> Problem requirements:
Reproduce every entry in the listing without alteration.

[Records from a data collection]
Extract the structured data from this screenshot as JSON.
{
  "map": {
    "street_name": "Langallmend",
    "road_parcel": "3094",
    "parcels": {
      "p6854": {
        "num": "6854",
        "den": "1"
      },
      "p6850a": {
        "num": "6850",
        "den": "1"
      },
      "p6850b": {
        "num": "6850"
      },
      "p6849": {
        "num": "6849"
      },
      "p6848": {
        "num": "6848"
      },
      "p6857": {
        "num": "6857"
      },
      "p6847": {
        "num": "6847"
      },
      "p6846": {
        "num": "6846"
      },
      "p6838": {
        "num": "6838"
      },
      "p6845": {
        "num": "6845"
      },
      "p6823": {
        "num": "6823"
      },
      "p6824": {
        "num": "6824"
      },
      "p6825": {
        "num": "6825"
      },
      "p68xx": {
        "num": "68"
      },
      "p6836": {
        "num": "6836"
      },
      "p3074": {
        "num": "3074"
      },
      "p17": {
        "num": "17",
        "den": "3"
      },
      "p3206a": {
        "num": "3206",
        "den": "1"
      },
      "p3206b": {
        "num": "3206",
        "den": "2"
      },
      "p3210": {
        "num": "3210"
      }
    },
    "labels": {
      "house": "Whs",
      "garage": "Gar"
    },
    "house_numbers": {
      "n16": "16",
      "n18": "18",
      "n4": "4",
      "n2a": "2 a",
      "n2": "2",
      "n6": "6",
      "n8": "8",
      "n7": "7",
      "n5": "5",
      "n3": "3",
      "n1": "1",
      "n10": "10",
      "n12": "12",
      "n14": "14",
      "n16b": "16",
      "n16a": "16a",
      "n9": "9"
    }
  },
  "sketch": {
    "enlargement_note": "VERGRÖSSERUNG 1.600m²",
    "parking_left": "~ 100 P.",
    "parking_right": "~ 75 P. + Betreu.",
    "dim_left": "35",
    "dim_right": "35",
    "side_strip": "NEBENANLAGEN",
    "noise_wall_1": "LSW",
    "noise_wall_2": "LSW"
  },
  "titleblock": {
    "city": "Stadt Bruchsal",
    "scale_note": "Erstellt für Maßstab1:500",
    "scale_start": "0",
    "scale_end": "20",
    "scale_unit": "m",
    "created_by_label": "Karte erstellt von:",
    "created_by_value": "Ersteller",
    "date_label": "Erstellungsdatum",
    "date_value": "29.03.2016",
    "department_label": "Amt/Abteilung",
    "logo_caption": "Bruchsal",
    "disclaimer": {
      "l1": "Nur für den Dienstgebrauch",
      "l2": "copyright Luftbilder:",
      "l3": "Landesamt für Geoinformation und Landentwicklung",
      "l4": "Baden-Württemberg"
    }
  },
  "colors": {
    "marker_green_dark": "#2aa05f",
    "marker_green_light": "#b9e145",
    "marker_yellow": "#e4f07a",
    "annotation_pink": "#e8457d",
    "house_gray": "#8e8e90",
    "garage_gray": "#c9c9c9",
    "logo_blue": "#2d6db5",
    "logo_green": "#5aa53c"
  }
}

> Solution to this problem:
Extract the structured data from this screenshot as JSON.
{
  "map": {
    "street_name": "Langallmend",
    "road_parcel": "3094",
    "parcels": {
      "p6854": {
        "num": "6854",
        "den": "1"
      },
      "p6850a": {
        "num": "6850",
        "den": "1"
      },
      "p6850b": {
        "num": "6850"
      },
      "p6849": {
        "num": "6849"
      },
      "p6848": {
        "num": "6848"
      },
      "p6857": {
        "num": "6857"
      },
      "p6847": {
        "num": "6847"
      },
      "p6846": {
        "num": "6846"
      },
      "p6838": {
        "num": "6838"
      },
      "p6845": {
        "num": "6845"
      },
      "p6823": {
        "num": "6823"
      },
      "p6824": {
        "num": "6824"
      },
      "p6825": {
        "num": "6825"
      },
      "p68xx": {
        "num": "68"
      },
      "p6836": {
        "num": "6836"
      },
      "p3074": {
        "num": "3074"
      },
      "p17": {
        "num": "17",
        "den": "3"
      },
      "p3206a": {
        "num": "3206",
        "den": "1"
      },
      "p3206b": {
        "num": "3206",
        "den": "2"
      },
      "p3210": {
        "num": "3210"
      }
    },
    "labels": {
      "house": "Whs",
      "garage": "Gar"
    },
    "house_numbers": {
      "n16": "16",
      "n18": "18",
      "n4": "4",
      "n2a": "2 a",
      "n2": "2",
      "n6": "6",
      "n8": "8",
      "n7": "7",
      "n5": "5",
      "n3": "3",
      "n1": "1",
      "n10": "10",
      "n12": "12",
      "n14": "14",
      "n16b": "16",
      "n16a": "16a",
      "n9": "9"
    }
  },
  "sketch": {
    "enlargement_note": "VERGRÖSSERUNG 1.600m²",
    "parking_left": "~ 100 P.",
    "parking_right": "~ 75 P. + Betreu.",
    "dim_left": "35",
    "dim_right": "35",
    "side_strip": "NEBENANLAGEN",
    "noise_wall_1": "LSW",
    "noise_wall_2": "LSW"
  },
  "titleblock": {
    "city": "Stadt Bruchsal",
    "scale_note": "Erstellt für Maßstab1:500",
    "scale_start": "0",
    "scale_end": "20",
    "scale_unit": "m",
    "created_by_label": "Karte erstellt von:",
    "created_by_value": "Ersteller",
    "date_label": "Erstellungsdatum",
    "date_value": "29.03.2016",
    "department_label": "Amt/Abteilung",
    "logo_caption": "Bruchsal",
    "disclaimer": {
      "l1": "Nur für den Dienstgebrauch",
      "l2": "copyright Luftbilder:",
      "l3": "Landesamt für Geoinformation und Landentwicklung",
      "l4": "Baden-Württemberg"
    }
  },
  "colors": {
    "marker_green_dark": "#2aa05f",
    "marker_green_light": "#b9e145",
    "marker_yellow": "#e4f07a",
    "annotation_pink": "#e8457d",
    "house_gray": "#8e8e90",
    "garage_gray": "#c9c9c9",
    "logo_blue": "#2d6db5",
    "logo_green": "#5aa53c"
  }
}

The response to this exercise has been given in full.